Copy all lines holding the word "Relative" from the entries.

→ **Material supplied**
>>>
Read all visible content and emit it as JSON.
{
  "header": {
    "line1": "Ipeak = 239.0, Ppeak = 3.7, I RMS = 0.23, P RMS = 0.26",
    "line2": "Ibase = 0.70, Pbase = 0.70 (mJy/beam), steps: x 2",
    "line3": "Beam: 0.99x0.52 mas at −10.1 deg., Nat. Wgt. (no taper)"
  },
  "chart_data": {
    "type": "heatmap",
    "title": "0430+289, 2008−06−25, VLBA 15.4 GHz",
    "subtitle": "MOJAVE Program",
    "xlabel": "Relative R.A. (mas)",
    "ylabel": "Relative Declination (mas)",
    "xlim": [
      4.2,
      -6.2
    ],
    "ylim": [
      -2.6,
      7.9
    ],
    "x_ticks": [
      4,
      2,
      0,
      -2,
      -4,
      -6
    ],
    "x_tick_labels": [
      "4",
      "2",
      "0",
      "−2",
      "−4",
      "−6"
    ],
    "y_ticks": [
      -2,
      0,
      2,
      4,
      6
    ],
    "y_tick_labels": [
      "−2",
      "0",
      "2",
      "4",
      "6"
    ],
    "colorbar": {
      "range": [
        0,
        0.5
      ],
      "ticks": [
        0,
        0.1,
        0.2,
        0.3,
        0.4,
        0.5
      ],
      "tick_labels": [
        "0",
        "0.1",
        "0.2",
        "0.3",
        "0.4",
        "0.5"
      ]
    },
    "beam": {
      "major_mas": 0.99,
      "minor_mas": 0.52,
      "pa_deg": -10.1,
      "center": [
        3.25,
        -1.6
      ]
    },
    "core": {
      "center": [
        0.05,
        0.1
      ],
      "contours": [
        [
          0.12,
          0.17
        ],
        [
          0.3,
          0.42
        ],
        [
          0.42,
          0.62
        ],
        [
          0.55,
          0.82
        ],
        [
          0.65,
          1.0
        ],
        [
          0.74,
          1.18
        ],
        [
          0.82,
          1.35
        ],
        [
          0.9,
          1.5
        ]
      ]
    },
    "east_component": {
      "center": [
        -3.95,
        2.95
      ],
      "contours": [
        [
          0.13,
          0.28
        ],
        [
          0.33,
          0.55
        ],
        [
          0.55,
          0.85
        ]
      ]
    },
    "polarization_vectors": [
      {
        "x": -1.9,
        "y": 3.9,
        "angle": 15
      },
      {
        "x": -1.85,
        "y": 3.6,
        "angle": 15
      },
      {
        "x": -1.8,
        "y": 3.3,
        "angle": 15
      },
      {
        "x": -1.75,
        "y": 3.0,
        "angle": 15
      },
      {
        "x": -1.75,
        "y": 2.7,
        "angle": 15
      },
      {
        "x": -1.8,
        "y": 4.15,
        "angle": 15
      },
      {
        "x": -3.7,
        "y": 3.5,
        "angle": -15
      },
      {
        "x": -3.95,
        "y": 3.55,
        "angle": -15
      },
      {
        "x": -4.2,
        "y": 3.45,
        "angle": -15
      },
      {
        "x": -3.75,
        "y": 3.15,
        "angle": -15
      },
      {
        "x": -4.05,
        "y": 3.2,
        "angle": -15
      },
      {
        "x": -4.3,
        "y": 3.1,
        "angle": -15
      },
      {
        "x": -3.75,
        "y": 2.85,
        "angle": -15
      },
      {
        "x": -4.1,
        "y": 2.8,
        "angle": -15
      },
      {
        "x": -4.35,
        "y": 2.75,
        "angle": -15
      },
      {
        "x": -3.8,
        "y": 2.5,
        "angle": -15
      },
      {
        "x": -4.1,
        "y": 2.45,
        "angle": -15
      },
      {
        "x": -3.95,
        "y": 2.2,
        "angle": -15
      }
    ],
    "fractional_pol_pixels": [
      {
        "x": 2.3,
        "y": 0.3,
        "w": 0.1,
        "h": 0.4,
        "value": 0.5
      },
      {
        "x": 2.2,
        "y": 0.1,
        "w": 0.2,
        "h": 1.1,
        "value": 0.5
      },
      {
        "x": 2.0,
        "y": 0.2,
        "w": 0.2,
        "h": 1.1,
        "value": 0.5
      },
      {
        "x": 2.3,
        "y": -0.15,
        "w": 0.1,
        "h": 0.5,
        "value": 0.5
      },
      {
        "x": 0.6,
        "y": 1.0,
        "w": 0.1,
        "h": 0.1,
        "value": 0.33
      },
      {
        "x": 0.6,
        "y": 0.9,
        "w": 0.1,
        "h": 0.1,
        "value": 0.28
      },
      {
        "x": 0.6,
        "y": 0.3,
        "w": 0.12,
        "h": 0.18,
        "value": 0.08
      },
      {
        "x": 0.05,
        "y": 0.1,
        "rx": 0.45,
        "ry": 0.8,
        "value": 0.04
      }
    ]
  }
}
<<<
>>>
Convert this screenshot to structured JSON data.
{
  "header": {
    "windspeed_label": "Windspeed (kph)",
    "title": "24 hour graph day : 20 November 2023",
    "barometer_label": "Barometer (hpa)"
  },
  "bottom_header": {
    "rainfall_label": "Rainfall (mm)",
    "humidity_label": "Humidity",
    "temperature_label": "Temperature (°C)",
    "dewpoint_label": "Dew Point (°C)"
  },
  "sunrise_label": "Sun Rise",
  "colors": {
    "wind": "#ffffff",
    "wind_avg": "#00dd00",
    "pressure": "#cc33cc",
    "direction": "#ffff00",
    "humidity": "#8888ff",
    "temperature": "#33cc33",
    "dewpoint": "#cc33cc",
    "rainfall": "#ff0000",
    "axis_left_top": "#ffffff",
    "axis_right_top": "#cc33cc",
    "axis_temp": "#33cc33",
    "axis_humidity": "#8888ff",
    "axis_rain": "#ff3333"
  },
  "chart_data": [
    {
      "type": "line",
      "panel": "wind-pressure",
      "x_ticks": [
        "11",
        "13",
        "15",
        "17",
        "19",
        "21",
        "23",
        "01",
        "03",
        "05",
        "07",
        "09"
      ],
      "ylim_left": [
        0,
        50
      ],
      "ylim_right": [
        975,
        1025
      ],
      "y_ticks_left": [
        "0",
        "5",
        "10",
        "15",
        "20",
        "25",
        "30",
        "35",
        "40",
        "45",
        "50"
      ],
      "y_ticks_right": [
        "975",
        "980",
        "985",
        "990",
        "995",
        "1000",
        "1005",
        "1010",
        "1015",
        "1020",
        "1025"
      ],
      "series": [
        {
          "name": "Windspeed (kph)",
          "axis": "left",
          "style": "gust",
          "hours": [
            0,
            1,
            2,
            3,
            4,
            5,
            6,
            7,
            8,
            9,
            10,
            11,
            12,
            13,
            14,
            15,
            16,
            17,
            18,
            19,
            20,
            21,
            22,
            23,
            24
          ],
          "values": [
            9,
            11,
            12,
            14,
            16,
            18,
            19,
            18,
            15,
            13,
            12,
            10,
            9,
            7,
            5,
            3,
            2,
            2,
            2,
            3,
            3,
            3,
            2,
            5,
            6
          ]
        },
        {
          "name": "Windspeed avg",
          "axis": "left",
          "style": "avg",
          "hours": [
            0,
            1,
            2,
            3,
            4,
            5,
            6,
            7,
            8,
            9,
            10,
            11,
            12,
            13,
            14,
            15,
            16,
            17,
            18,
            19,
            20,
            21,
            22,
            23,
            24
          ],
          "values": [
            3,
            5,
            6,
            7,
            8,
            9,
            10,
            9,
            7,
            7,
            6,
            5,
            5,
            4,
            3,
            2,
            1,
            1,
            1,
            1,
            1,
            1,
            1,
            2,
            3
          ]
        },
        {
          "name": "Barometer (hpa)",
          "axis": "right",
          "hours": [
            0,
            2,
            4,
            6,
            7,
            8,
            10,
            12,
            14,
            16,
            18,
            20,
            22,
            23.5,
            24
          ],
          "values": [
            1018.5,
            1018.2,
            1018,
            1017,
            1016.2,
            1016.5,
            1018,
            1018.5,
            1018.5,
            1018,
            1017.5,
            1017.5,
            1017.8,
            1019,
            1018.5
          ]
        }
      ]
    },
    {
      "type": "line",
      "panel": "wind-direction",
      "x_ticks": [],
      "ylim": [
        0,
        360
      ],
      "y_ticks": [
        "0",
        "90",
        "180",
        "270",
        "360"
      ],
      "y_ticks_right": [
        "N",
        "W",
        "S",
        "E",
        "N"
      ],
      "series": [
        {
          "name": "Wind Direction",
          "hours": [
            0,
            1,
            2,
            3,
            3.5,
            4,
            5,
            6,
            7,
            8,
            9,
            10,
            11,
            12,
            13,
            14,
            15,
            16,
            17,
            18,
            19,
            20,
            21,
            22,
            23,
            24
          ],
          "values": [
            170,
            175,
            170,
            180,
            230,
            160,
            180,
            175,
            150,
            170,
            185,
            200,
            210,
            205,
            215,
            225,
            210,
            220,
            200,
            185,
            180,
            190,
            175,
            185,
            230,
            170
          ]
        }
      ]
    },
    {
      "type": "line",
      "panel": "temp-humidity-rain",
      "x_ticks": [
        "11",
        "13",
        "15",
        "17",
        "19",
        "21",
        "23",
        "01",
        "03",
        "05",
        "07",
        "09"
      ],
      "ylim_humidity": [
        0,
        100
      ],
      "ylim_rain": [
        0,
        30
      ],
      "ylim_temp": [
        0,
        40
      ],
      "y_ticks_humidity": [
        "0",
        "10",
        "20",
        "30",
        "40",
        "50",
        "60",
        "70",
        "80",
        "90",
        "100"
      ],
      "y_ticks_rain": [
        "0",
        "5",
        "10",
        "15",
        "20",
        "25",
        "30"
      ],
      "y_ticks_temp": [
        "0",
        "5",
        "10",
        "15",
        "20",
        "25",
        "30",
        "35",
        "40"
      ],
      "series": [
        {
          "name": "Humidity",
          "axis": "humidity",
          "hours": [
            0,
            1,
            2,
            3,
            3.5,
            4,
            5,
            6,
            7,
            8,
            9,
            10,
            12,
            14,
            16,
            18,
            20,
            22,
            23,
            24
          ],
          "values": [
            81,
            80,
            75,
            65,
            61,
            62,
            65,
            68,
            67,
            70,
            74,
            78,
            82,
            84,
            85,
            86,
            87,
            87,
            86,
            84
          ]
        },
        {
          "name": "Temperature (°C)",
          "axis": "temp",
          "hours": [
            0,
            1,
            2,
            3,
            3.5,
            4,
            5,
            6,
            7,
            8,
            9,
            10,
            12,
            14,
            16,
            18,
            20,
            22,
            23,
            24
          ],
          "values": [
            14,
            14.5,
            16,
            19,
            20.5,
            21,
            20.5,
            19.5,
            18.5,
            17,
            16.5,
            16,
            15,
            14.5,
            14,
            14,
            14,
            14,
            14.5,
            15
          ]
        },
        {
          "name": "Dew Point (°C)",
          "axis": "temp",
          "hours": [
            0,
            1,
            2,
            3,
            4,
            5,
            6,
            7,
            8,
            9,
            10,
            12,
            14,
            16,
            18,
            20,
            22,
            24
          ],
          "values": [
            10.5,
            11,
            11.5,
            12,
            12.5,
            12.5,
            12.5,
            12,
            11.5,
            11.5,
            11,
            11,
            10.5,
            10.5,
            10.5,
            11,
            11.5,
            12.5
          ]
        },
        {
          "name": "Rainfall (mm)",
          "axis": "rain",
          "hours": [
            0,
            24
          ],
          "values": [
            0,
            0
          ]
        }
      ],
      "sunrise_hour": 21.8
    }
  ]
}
<<<
→ **Result of the exercise**
    "xlabel": "Relative R.A. (mas)",
    "ylabel": "Relative Declination (mas)",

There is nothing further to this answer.